> **Aim**:
Reproduce every entry exactly and leave its pictures out.

==*==

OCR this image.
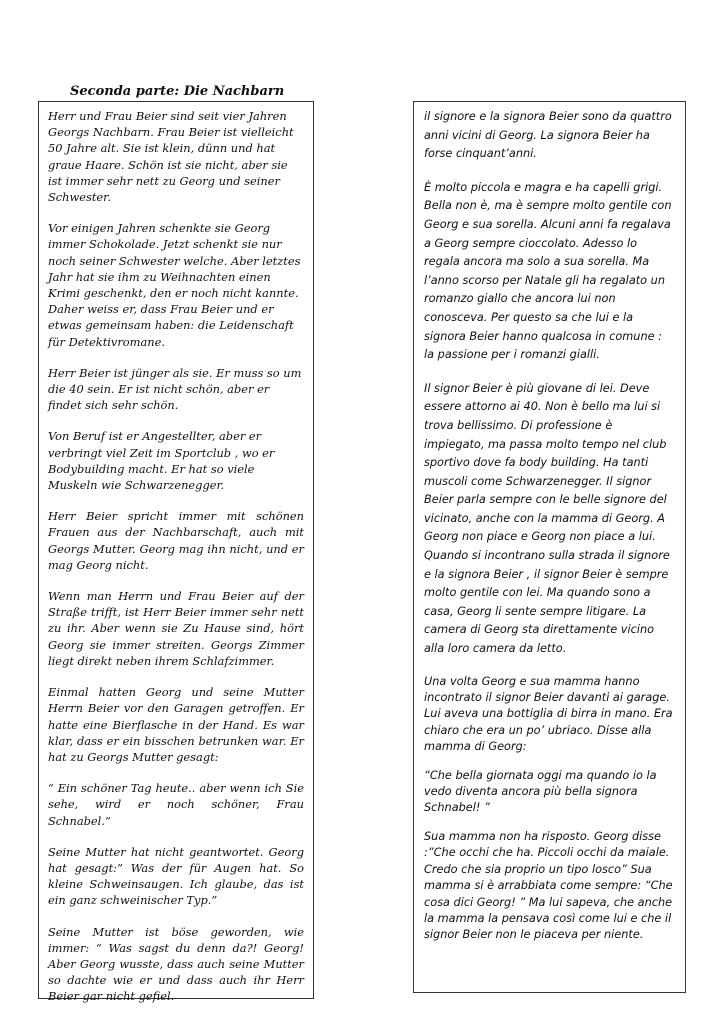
Seconda parte: Die Nachbarn

Herr und Frau Beier sind seit vier Jahren Georgs Nachbarn. Frau Beier ist vielleicht 50 Jahre alt. Sie ist klein, dünn und hat graue Haare. Schön ist sie nicht, aber sie ist immer sehr nett zu Georg und seiner Schwester.

Vor einigen Jahren schenkte sie Georg immer Schokolade. Jetzt schenkt sie nur noch seiner Schwester welche. Aber letztes Jahr hat sie ihm zu Weihnachten einen Krimi geschenkt, den er noch nicht kannte. Daher weiss er, dass Frau Beier und er etwas gemeinsam haben: die Leidenschaft für Detektivromane.

Herr Beier ist jünger als sie. Er muss so um die 40 sein. Er ist nicht schön, aber er findet sich sehr schön.

Von Beruf ist er Angestellter, aber er verbringt viel Zeit im Sportclub , wo er Bodybuilding macht. Er hat so viele Muskeln wie Schwarzenegger.

Herr Beier spricht immer mit schönen Frauen aus der Nachbarschaft, auch mit Georgs Mutter. Georg mag ihn nicht, und er mag Georg nicht.

Wenn man Herrn und Frau Beier auf der Straße trifft, ist Herr Beier immer sehr nett zu ihr. Aber wenn sie Zu Hause sind, hört Georg sie immer streiten. Georgs Zimmer liegt direkt neben ihrem Schlafzimmer.

Einmal hatten Georg und seine Mutter Herrn Beier vor den Garagen getroffen. Er hatte eine Bierflasche in der Hand. Es war klar, dass er ein bisschen betrunken war. Er hat zu Georgs Mutter gesagt:

“ Ein schöner Tag heute.. aber wenn ich Sie sehe, wird er noch schöner, Frau Schnabel.”

Seine Mutter hat nicht geantwortet. Georg hat gesagt:” Was der für Augen hat. So kleine Schweinsaugen. Ich glaube, das ist ein ganz schweinischer Typ.”

Seine Mutter ist böse geworden, wie immer: “ Was sagst du denn da?! Georg! Aber Georg wusste, dass auch seine Mutter so dachte wie er und dass auch ihr Herr Beier gar nicht gefiel.

il signore e la signora Beier sono da quattro anni vicini di Georg. La signora Beier ha forse cinquant’anni.

È molto piccola e magra e ha capelli grigi. Bella non è, ma è sempre molto gentile con Georg e sua sorella. Alcuni anni fa regalava a Georg sempre cioccolato. Adesso lo regala ancora ma solo a sua sorella. Ma l’anno scorso per Natale gli ha regalato un romanzo giallo che ancora lui non conosceva. Per questo sa che lui e la signora Beier hanno qualcosa in comune : la passione per i romanzi gialli.

Il signor Beier è più giovane di lei. Deve essere attorno ai 40. Non è bello ma lui si trova bellissimo. Di professione è impiegato, ma passa molto tempo nel club sportivo dove fa body building. Ha tanti muscoli come Schwarzenegger. Il signor Beier parla sempre con le belle signore del vicinato, anche con la mamma di Georg. A Georg non piace e Georg non piace a lui. Quando si incontrano sulla strada il signore e la signora Beier , il signor Beier è sempre molto gentile con lei. Ma quando sono a casa, Georg li sente sempre litigare. La camera di Georg sta direttamente vicino alla loro camera da letto.

Una volta Georg e sua mamma hanno incontrato il signor Beier davanti ai garage. Lui aveva una bottiglia di birra in mano. Era chiaro che era un po’ ubriaco. Disse alla mamma di Georg:

“Che bella giornata oggi ma quando io la vedo diventa ancora più bella signora Schnabel! ”

Sua mamma non ha risposto. Georg disse :”Che occhi che ha. Piccoli occhi da maiale. Credo che sia proprio un tipo losco” Sua mamma si è arrabbiata come sempre: “Che cosa dici Georg! ” Ma lui sapeva, che anche la mamma la pensava così come lui e che il signor Beier non le piaceva per niente.
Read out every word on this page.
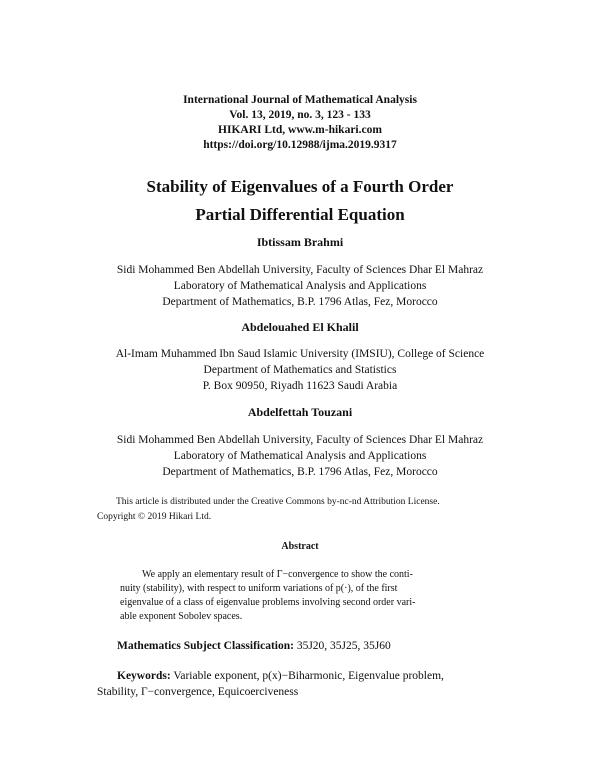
International Journal of Mathematical Analysis
Vol. 13, 2019, no. 3, 123 - 133
HIKARI Ltd, www.m-hikari.com
https://doi.org/10.12988/ijma.2019.9317
Stability of Eigenvalues of a Fourth Order
Partial Differential Equation
Ibtissam Brahmi
Sidi Mohammed Ben Abdellah University, Faculty of Sciences Dhar El Mahraz
Laboratory of Mathematical Analysis and Applications
Department of Mathematics, B.P. 1796 Atlas, Fez, Morocco
Abdelouahed El Khalil
Al-Imam Muhammed Ibn Saud Islamic University (IMSIU), College of Science
Department of Mathematics and Statistics
P. Box 90950, Riyadh 11623 Saudi Arabia
Abdelfettah Touzani
Sidi Mohammed Ben Abdellah University, Faculty of Sciences Dhar El Mahraz
Laboratory of Mathematical Analysis and Applications
Department of Mathematics, B.P. 1796 Atlas, Fez, Morocco
This article is distributed under the Creative Commons by-nc-nd Attribution License.
Copyright © 2019 Hikari Ltd.
Abstract
We apply an elementary result of Γ−convergence to show the conti-
nuity (stability), with respect to uniform variations of p(·), of the first
eigenvalue of a class of eigenvalue problems involving second order vari-
able exponent Sobolev spaces.
Mathematics Subject Classification: 35J20, 35J25, 35J60
Keywords: Variable exponent, p(x)−Biharmonic, Eigenvalue problem,
Stability, Γ−convergence, Equicoerciveness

==*==

> **Output for this task**:
OCR this image.
Seconda parte: Die Nachbarn

Herr und Frau Beier sind seit vier Jahren Georgs Nachbarn. Frau Beier ist vielleicht 50 Jahre alt. Sie ist klein, dünn und hat graue Haare. Schön ist sie nicht, aber sie ist immer sehr nett zu Georg und seiner Schwester.

Vor einigen Jahren schenkte sie Georg immer Schokolade. Jetzt schenkt sie nur noch seiner Schwester welche. Aber letztes Jahr hat sie ihm zu Weihnachten einen Krimi geschenkt, den er noch nicht kannte. Daher weiss er, dass Frau Beier und er etwas gemeinsam haben: die Leidenschaft für Detektivromane.

Herr Beier ist jünger als sie. Er muss so um die 40 sein. Er ist nicht schön, aber er findet sich sehr schön.

Von Beruf ist er Angestellter, aber er verbringt viel Zeit im Sportclub , wo er Bodybuilding macht. Er hat so viele Muskeln wie Schwarzenegger.

Herr Beier spricht immer mit schönen Frauen aus der Nachbarschaft, auch mit Georgs Mutter. Georg mag ihn nicht, und er mag Georg nicht.

Wenn man Herrn und Frau Beier auf der Straße trifft, ist Herr Beier immer sehr nett zu ihr. Aber wenn sie Zu Hause sind, hört Georg sie immer streiten. Georgs Zimmer liegt direkt neben ihrem Schlafzimmer.

Einmal hatten Georg und seine Mutter Herrn Beier vor den Garagen getroffen. Er hatte eine Bierflasche in der Hand. Es war klar, dass er ein bisschen betrunken war. Er hat zu Georgs Mutter gesagt:

“ Ein schöner Tag heute.. aber wenn ich Sie sehe, wird er noch schöner, Frau Schnabel.”

Seine Mutter hat nicht geantwortet. Georg hat gesagt:” Was der für Augen hat. So kleine Schweinsaugen. Ich glaube, das ist ein ganz schweinischer Typ.”

Seine Mutter ist böse geworden, wie immer: “ Was sagst du denn da?! Georg! Aber Georg wusste, dass auch seine Mutter so dachte wie er und dass auch ihr Herr Beier gar nicht gefiel.

il signore e la signora Beier sono da quattro anni vicini di Georg. La signora Beier ha forse cinquant’anni.

È molto piccola e magra e ha capelli grigi. Bella non è, ma è sempre molto gentile con Georg e sua sorella. Alcuni anni fa regalava a Georg sempre cioccolato. Adesso lo regala ancora ma solo a sua sorella. Ma l’anno scorso per Natale gli ha regalato un romanzo giallo che ancora lui non conosceva. Per questo sa che lui e la signora Beier hanno qualcosa in comune : la passione per i romanzi gialli.

Il signor Beier è più giovane di lei. Deve essere attorno ai 40. Non è bello ma lui si trova bellissimo. Di professione è impiegato, ma passa molto tempo nel club sportivo dove fa body building. Ha tanti muscoli come Schwarzenegger. Il signor Beier parla sempre con le belle signore del vicinato, anche con la mamma di Georg. A Georg non piace e Georg non piace a lui. Quando si incontrano sulla strada il signore e la signora Beier , il signor Beier è sempre molto gentile con lei. Ma quando sono a casa, Georg li sente sempre litigare. La camera di Georg sta direttamente vicino alla loro camera da letto.

Una volta Georg e sua mamma hanno incontrato il signor Beier davanti ai garage. Lui aveva una bottiglia di birra in mano. Era chiaro che era un po’ ubriaco. Disse alla mamma di Georg:

“Che bella giornata oggi ma quando io la vedo diventa ancora più bella signora Schnabel! ”

Sua mamma non ha risposto. Georg disse :”Che occhi che ha. Piccoli occhi da maiale. Credo che sia proprio un tipo losco” Sua mamma si è arrabbiata come sempre: “Che cosa dici Georg! ” Ma lui sapeva, che anche la mamma la pensava così come lui e che il signor Beier non le piaceva per niente.
Read out every word on this page.
International Journal of Mathematical Analysis
Vol. 13, 2019, no. 3, 123 - 133
HIKARI Ltd, www.m-hikari.com
https://doi.org/10.12988/ijma.2019.9317
Stability of Eigenvalues of a Fourth Order
Partial Differential Equation
Ibtissam Brahmi
Sidi Mohammed Ben Abdellah University, Faculty of Sciences Dhar El Mahraz
Laboratory of Mathematical Analysis and Applications
Department of Mathematics, B.P. 1796 Atlas, Fez, Morocco
Abdelouahed El Khalil
Al-Imam Muhammed Ibn Saud Islamic University (IMSIU), College of Science
Department of Mathematics and Statistics
P. Box 90950, Riyadh 11623 Saudi Arabia
Abdelfettah Touzani
Sidi Mohammed Ben Abdellah University, Faculty of Sciences Dhar El Mahraz
Laboratory of Mathematical Analysis and Applications
Department of Mathematics, B.P. 1796 Atlas, Fez, Morocco
This article is distributed under the Creative Commons by-nc-nd Attribution License.
Copyright © 2019 Hikari Ltd.
Abstract
We apply an elementary result of Γ−convergence to show the conti-
nuity (stability), with respect to uniform variations of p(·), of the first
eigenvalue of a class of eigenvalue problems involving second order vari-
able exponent Sobolev spaces.
Mathematics Subject Classification: 35J20, 35J25, 35J60
Keywords: Variable exponent, p(x)−Biharmonic, Eigenvalue problem,
Stability, Γ−convergence, Equicoerciveness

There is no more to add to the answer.